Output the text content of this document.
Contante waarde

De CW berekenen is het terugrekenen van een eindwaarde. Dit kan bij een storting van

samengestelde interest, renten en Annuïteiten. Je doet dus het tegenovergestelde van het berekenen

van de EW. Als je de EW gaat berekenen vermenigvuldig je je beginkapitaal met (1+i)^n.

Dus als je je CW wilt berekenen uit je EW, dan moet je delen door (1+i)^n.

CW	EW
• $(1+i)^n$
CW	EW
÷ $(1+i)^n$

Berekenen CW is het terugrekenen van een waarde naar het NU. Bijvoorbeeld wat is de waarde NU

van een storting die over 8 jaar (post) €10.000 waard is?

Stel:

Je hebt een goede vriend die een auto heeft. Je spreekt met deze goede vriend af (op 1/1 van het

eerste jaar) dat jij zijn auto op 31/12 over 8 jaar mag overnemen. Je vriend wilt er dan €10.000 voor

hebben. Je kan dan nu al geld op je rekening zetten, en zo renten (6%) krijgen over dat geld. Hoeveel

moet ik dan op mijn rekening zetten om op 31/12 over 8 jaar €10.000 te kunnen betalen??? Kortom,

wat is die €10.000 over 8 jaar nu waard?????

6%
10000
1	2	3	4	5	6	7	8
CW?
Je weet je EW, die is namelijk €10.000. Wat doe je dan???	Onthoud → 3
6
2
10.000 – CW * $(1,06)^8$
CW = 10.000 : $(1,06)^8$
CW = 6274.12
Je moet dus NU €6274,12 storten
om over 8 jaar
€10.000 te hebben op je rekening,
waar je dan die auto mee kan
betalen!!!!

BRIEF ▸
The entries above should be repeated exactly, every one of them.

CORRECT ANSWER ▸
Output the text content of this document.
Contante waarde

De CW berekenen is het terugrekenen van een eindwaarde. Dit kan bij een storting van

samengestelde interest, renten en Annuïteiten. Je doet dus het tegenovergestelde van het berekenen

van de EW. Als je de EW gaat berekenen vermenigvuldig je je beginkapitaal met (1+i)^n.

Dus als je je CW wilt berekenen uit je EW, dan moet je delen door (1+i)^n.

CW	EW
• $(1+i)^n$
CW	EW
÷ $(1+i)^n$

Berekenen CW is het terugrekenen van een waarde naar het NU. Bijvoorbeeld wat is de waarde NU

van een storting die over 8 jaar (post) €10.000 waard is?

Stel:

Je hebt een goede vriend die een auto heeft. Je spreekt met deze goede vriend af (op 1/1 van het

eerste jaar) dat jij zijn auto op 31/12 over 8 jaar mag overnemen. Je vriend wilt er dan €10.000 voor

hebben. Je kan dan nu al geld op je rekening zetten, en zo renten (6%) krijgen over dat geld. Hoeveel

moet ik dan op mijn rekening zetten om op 31/12 over 8 jaar €10.000 te kunnen betalen??? Kortom,

wat is die €10.000 over 8 jaar nu waard?????

6%
10000
1	2	3	4	5	6	7	8
CW?
Je weet je EW, die is namelijk €10.000. Wat doe je dan???	Onthoud → 3
6
2
10.000 – CW * $(1,06)^8$
CW = 10.000 : $(1,06)^8$
CW = 6274.12
Je moet dus NU €6274,12 storten
om over 8 jaar
€10.000 te hebben op je rekening,
waar je dan die auto mee kan
betalen!!!!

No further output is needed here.